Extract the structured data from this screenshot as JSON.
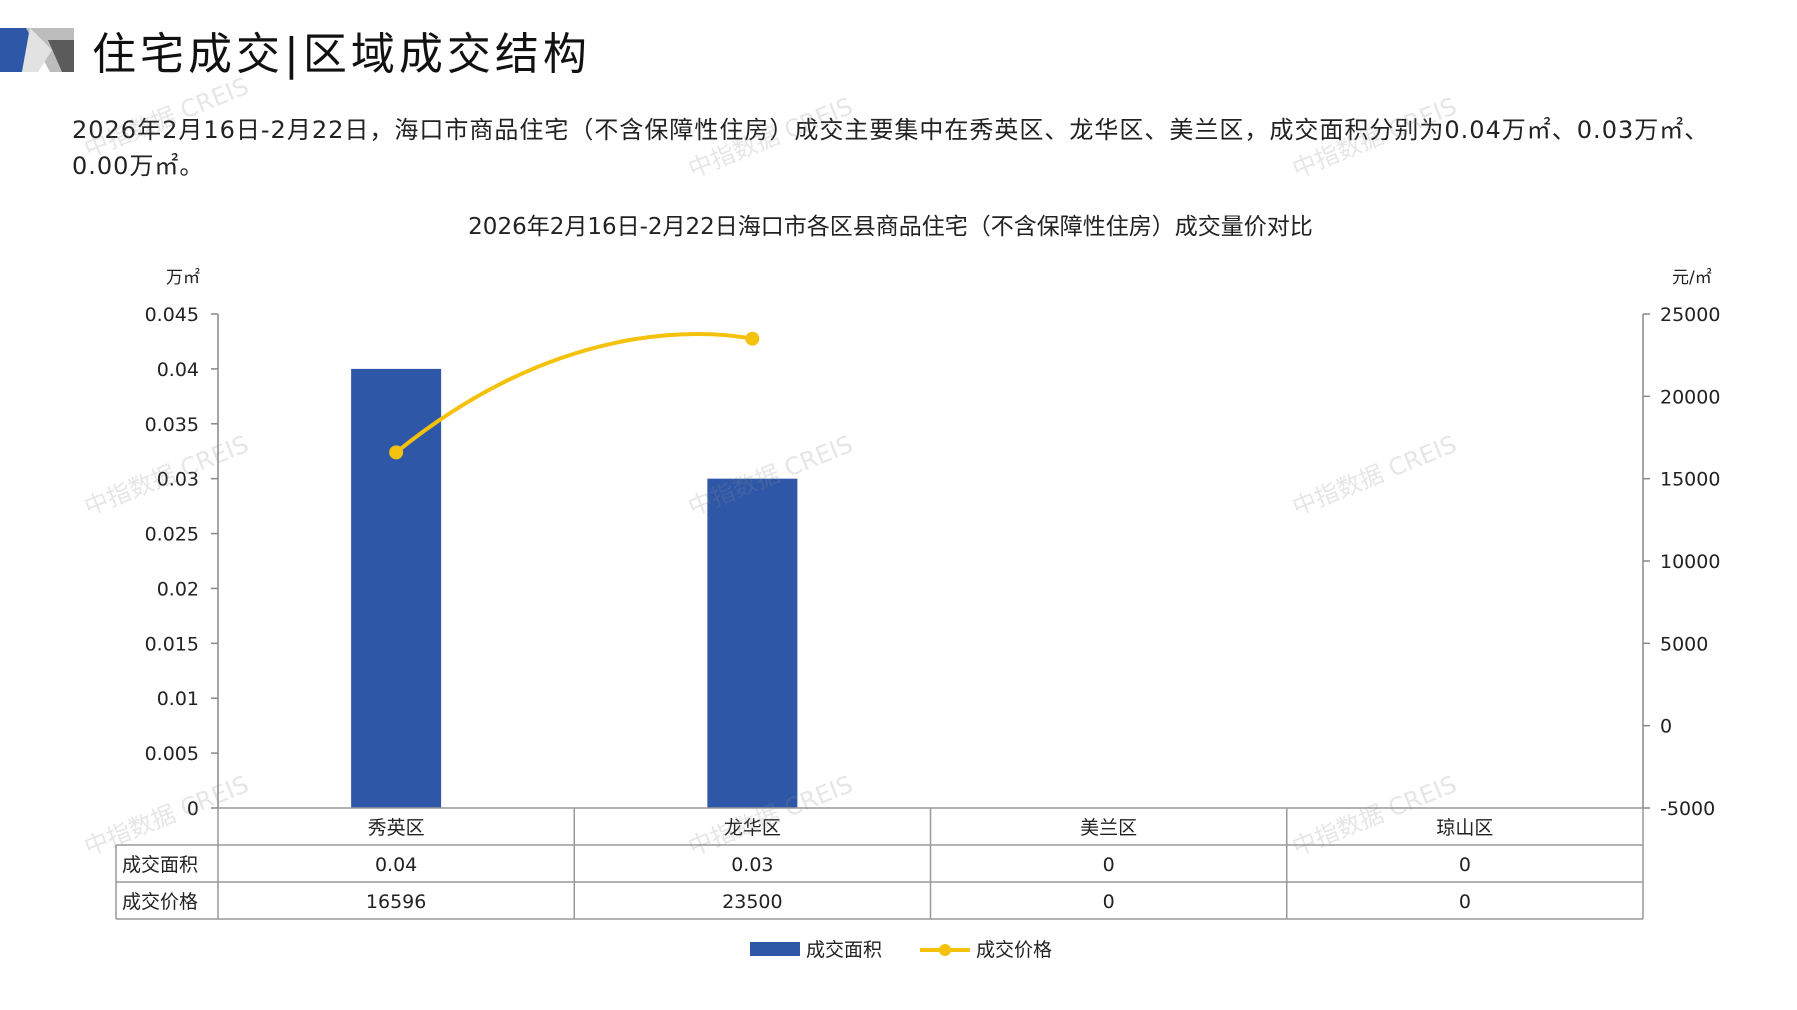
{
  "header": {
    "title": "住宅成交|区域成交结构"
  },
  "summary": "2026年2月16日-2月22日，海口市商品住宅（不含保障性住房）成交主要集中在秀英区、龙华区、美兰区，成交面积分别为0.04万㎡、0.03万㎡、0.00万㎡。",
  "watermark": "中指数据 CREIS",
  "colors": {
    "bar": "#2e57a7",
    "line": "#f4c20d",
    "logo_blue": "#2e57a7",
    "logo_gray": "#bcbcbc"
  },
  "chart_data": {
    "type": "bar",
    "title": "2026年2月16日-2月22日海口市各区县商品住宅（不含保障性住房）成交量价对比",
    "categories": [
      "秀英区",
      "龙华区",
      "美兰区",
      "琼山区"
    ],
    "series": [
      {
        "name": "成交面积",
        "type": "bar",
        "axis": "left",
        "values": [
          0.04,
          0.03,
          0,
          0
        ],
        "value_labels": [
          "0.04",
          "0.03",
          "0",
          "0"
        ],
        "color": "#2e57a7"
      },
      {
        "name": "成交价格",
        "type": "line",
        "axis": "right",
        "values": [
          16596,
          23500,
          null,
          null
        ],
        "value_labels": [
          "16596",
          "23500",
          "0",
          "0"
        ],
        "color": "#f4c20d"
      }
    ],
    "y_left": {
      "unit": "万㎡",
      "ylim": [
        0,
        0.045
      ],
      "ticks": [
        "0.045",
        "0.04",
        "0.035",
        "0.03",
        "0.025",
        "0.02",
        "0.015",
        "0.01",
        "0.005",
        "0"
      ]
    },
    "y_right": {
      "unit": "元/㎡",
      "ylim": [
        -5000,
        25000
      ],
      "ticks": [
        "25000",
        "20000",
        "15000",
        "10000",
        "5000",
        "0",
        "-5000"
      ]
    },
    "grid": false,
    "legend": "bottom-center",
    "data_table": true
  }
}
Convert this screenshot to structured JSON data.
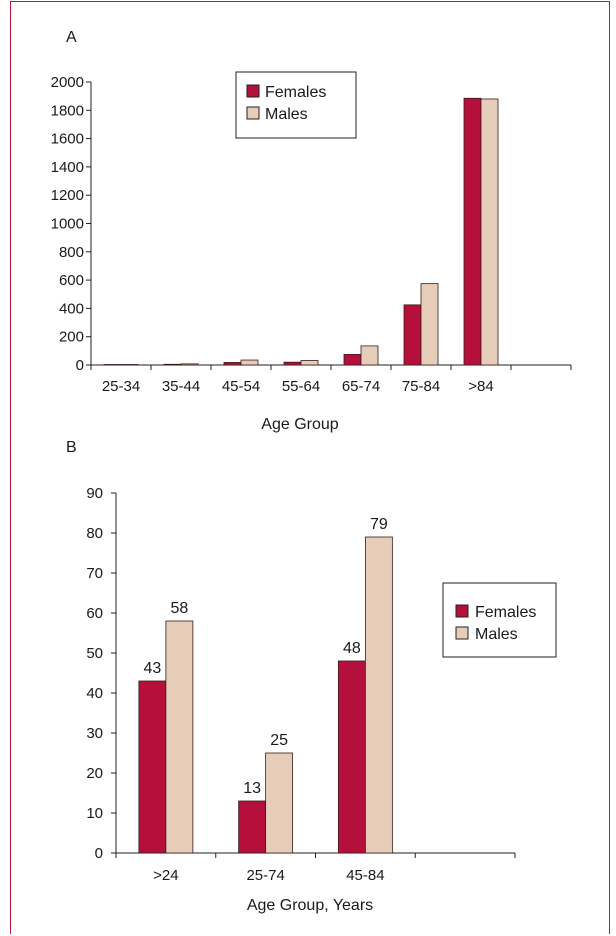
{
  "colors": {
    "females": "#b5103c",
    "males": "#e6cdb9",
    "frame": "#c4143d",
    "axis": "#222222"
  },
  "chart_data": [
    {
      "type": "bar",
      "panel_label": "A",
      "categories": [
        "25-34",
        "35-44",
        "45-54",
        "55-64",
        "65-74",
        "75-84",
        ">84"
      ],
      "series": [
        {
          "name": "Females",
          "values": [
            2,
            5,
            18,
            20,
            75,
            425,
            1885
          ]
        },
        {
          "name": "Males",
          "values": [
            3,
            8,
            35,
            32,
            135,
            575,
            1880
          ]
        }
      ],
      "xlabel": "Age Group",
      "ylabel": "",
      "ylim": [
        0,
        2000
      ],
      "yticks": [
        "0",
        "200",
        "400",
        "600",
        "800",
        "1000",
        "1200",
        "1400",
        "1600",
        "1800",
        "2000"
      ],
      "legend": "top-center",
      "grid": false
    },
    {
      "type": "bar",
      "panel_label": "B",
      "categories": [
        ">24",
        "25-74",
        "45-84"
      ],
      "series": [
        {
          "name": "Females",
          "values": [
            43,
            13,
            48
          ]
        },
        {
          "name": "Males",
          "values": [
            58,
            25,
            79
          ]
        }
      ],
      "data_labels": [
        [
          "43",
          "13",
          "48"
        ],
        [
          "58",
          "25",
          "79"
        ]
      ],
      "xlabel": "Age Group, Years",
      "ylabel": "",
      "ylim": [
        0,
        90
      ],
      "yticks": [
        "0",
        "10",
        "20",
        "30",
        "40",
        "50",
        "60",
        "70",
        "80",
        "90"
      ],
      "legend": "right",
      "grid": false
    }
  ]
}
--*--
_Goal_. Read the data above. Pull out each line in which the string "this" appears.

_Result of the task_.
Extract the structured data from this screenshot as JSON.
Convert this screenshot to structured JSON data.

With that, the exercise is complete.